* BEGIN Provided information *
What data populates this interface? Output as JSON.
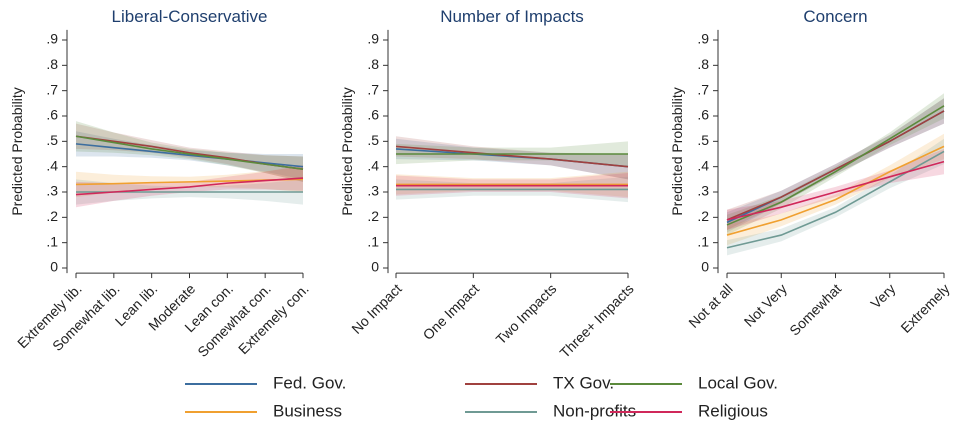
{
  "chart_data": [
    {
      "type": "line",
      "title": "Liberal-Conservative",
      "ylabel": "Predicted Probability",
      "categories": [
        "Extremely lib.",
        "Somewhat lib.",
        "Lean lib.",
        "Moderate",
        "Lean con.",
        "Somewhat con.",
        "Extremely con."
      ],
      "ylim": [
        -0.02,
        0.94
      ],
      "yticks": [
        {
          "value": 0,
          "label": "0"
        },
        {
          "value": 0.1,
          "label": ".1"
        },
        {
          "value": 0.2,
          "label": ".2"
        },
        {
          "value": 0.3,
          "label": ".3"
        },
        {
          "value": 0.4,
          "label": ".4"
        },
        {
          "value": 0.5,
          "label": ".5"
        },
        {
          "value": 0.6,
          "label": ".6"
        },
        {
          "value": 0.7,
          "label": ".7"
        },
        {
          "value": 0.8,
          "label": ".8"
        },
        {
          "value": 0.9,
          "label": ".9"
        }
      ],
      "series": [
        {
          "name": "Fed. Gov.",
          "color": "#3c6e9f",
          "values": [
            0.49,
            0.475,
            0.46,
            0.445,
            0.43,
            0.415,
            0.4
          ],
          "lower": [
            0.44,
            0.44,
            0.435,
            0.425,
            0.405,
            0.38,
            0.35
          ],
          "upper": [
            0.54,
            0.51,
            0.485,
            0.465,
            0.455,
            0.45,
            0.45
          ]
        },
        {
          "name": "TX Gov.",
          "color": "#a0413f",
          "values": [
            0.52,
            0.5,
            0.48,
            0.455,
            0.435,
            0.41,
            0.39
          ],
          "lower": [
            0.47,
            0.465,
            0.455,
            0.435,
            0.41,
            0.375,
            0.34
          ],
          "upper": [
            0.57,
            0.535,
            0.505,
            0.475,
            0.46,
            0.445,
            0.44
          ]
        },
        {
          "name": "Local Gov.",
          "color": "#5b8a3c",
          "values": [
            0.52,
            0.495,
            0.47,
            0.45,
            0.43,
            0.41,
            0.39
          ],
          "lower": [
            0.46,
            0.455,
            0.445,
            0.43,
            0.405,
            0.375,
            0.34
          ],
          "upper": [
            0.58,
            0.535,
            0.495,
            0.47,
            0.455,
            0.445,
            0.44
          ]
        },
        {
          "name": "Business",
          "color": "#f0a030",
          "values": [
            0.33,
            0.333,
            0.337,
            0.34,
            0.343,
            0.347,
            0.35
          ],
          "lower": [
            0.28,
            0.298,
            0.312,
            0.32,
            0.318,
            0.312,
            0.3
          ],
          "upper": [
            0.38,
            0.368,
            0.362,
            0.36,
            0.368,
            0.382,
            0.4
          ]
        },
        {
          "name": "Non-profits",
          "color": "#6f9a94",
          "values": [
            0.3,
            0.3,
            0.3,
            0.3,
            0.3,
            0.3,
            0.3
          ],
          "lower": [
            0.25,
            0.265,
            0.275,
            0.28,
            0.275,
            0.265,
            0.25
          ],
          "upper": [
            0.35,
            0.335,
            0.325,
            0.32,
            0.325,
            0.335,
            0.35
          ]
        },
        {
          "name": "Religious",
          "color": "#d0285a",
          "values": [
            0.29,
            0.3,
            0.31,
            0.32,
            0.335,
            0.345,
            0.355
          ],
          "lower": [
            0.24,
            0.265,
            0.285,
            0.3,
            0.31,
            0.31,
            0.305
          ],
          "upper": [
            0.34,
            0.335,
            0.335,
            0.34,
            0.36,
            0.38,
            0.405
          ]
        }
      ]
    },
    {
      "type": "line",
      "title": "Number of Impacts",
      "ylabel": "Predicted Probability",
      "categories": [
        "No Impact",
        "One Impact",
        "Two Impacts",
        "Three+ Impacts"
      ],
      "ylim": [
        -0.02,
        0.94
      ],
      "yticks": [
        {
          "value": 0,
          "label": "0"
        },
        {
          "value": 0.1,
          "label": ".1"
        },
        {
          "value": 0.2,
          "label": ".2"
        },
        {
          "value": 0.3,
          "label": ".3"
        },
        {
          "value": 0.4,
          "label": ".4"
        },
        {
          "value": 0.5,
          "label": ".5"
        },
        {
          "value": 0.6,
          "label": ".6"
        },
        {
          "value": 0.7,
          "label": ".7"
        },
        {
          "value": 0.8,
          "label": ".8"
        },
        {
          "value": 0.9,
          "label": ".9"
        }
      ],
      "series": [
        {
          "name": "Fed. Gov.",
          "color": "#3c6e9f",
          "values": [
            0.47,
            0.45,
            0.43,
            0.4
          ],
          "lower": [
            0.43,
            0.425,
            0.405,
            0.35
          ],
          "upper": [
            0.51,
            0.475,
            0.455,
            0.45
          ]
        },
        {
          "name": "TX Gov.",
          "color": "#a0413f",
          "values": [
            0.48,
            0.455,
            0.43,
            0.4
          ],
          "lower": [
            0.44,
            0.43,
            0.405,
            0.35
          ],
          "upper": [
            0.52,
            0.48,
            0.455,
            0.45
          ]
        },
        {
          "name": "Local Gov.",
          "color": "#5b8a3c",
          "values": [
            0.45,
            0.45,
            0.45,
            0.45
          ],
          "lower": [
            0.41,
            0.425,
            0.425,
            0.4
          ],
          "upper": [
            0.49,
            0.475,
            0.475,
            0.5
          ]
        },
        {
          "name": "Business",
          "color": "#f0a030",
          "values": [
            0.33,
            0.33,
            0.33,
            0.33
          ],
          "lower": [
            0.29,
            0.305,
            0.305,
            0.28
          ],
          "upper": [
            0.37,
            0.355,
            0.355,
            0.38
          ]
        },
        {
          "name": "Non-profits",
          "color": "#6f9a94",
          "values": [
            0.31,
            0.31,
            0.31,
            0.31
          ],
          "lower": [
            0.27,
            0.285,
            0.285,
            0.26
          ],
          "upper": [
            0.35,
            0.335,
            0.335,
            0.36
          ]
        },
        {
          "name": "Religious",
          "color": "#d0285a",
          "values": [
            0.325,
            0.325,
            0.325,
            0.325
          ],
          "lower": [
            0.285,
            0.3,
            0.3,
            0.275
          ],
          "upper": [
            0.365,
            0.35,
            0.35,
            0.375
          ]
        }
      ]
    },
    {
      "type": "line",
      "title": "Concern",
      "ylabel": "Predicted Probability",
      "categories": [
        "Not at all",
        "Not Very",
        "Somewhat",
        "Very",
        "Extremely"
      ],
      "ylim": [
        -0.02,
        0.94
      ],
      "yticks": [
        {
          "value": 0,
          "label": "0"
        },
        {
          "value": 0.1,
          "label": ".1"
        },
        {
          "value": 0.2,
          "label": ".2"
        },
        {
          "value": 0.3,
          "label": ".3"
        },
        {
          "value": 0.4,
          "label": ".4"
        },
        {
          "value": 0.5,
          "label": ".5"
        },
        {
          "value": 0.6,
          "label": ".6"
        },
        {
          "value": 0.7,
          "label": ".7"
        },
        {
          "value": 0.8,
          "label": ".8"
        },
        {
          "value": 0.9,
          "label": ".9"
        }
      ],
      "series": [
        {
          "name": "Fed. Gov.",
          "color": "#3c6e9f",
          "values": [
            0.18,
            0.28,
            0.39,
            0.5,
            0.62
          ],
          "lower": [
            0.14,
            0.255,
            0.37,
            0.475,
            0.57
          ],
          "upper": [
            0.22,
            0.305,
            0.41,
            0.525,
            0.67
          ]
        },
        {
          "name": "TX Gov.",
          "color": "#a0413f",
          "values": [
            0.19,
            0.28,
            0.39,
            0.5,
            0.62
          ],
          "lower": [
            0.15,
            0.255,
            0.37,
            0.475,
            0.57
          ],
          "upper": [
            0.23,
            0.305,
            0.41,
            0.525,
            0.67
          ]
        },
        {
          "name": "Local Gov.",
          "color": "#5b8a3c",
          "values": [
            0.17,
            0.26,
            0.38,
            0.51,
            0.64
          ],
          "lower": [
            0.13,
            0.235,
            0.36,
            0.485,
            0.59
          ],
          "upper": [
            0.21,
            0.285,
            0.4,
            0.535,
            0.69
          ]
        },
        {
          "name": "Business",
          "color": "#f0a030",
          "values": [
            0.13,
            0.19,
            0.27,
            0.38,
            0.48
          ],
          "lower": [
            0.09,
            0.165,
            0.25,
            0.355,
            0.43
          ],
          "upper": [
            0.17,
            0.215,
            0.29,
            0.405,
            0.53
          ]
        },
        {
          "name": "Non-profits",
          "color": "#6f9a94",
          "values": [
            0.08,
            0.13,
            0.22,
            0.34,
            0.46
          ],
          "lower": [
            0.05,
            0.105,
            0.2,
            0.315,
            0.41
          ],
          "upper": [
            0.11,
            0.155,
            0.24,
            0.365,
            0.51
          ]
        },
        {
          "name": "Religious",
          "color": "#d0285a",
          "values": [
            0.19,
            0.24,
            0.3,
            0.36,
            0.42
          ],
          "lower": [
            0.15,
            0.215,
            0.28,
            0.335,
            0.37
          ],
          "upper": [
            0.23,
            0.265,
            0.32,
            0.385,
            0.47
          ]
        }
      ]
    }
  ]
}
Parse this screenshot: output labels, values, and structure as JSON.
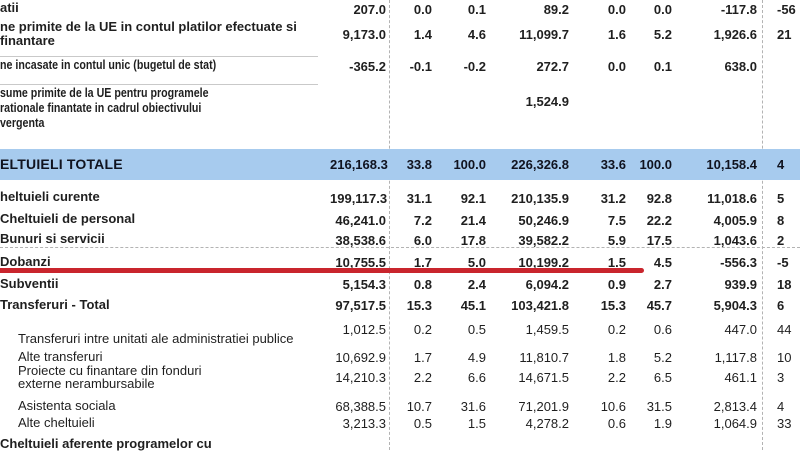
* END Provided information *
• **What you will do**
Return all lines containing the word "this".

• **Reply**
What data populates this interface? Output as JSON.
Parse this screenshot: output labels, values, and structure as JSON.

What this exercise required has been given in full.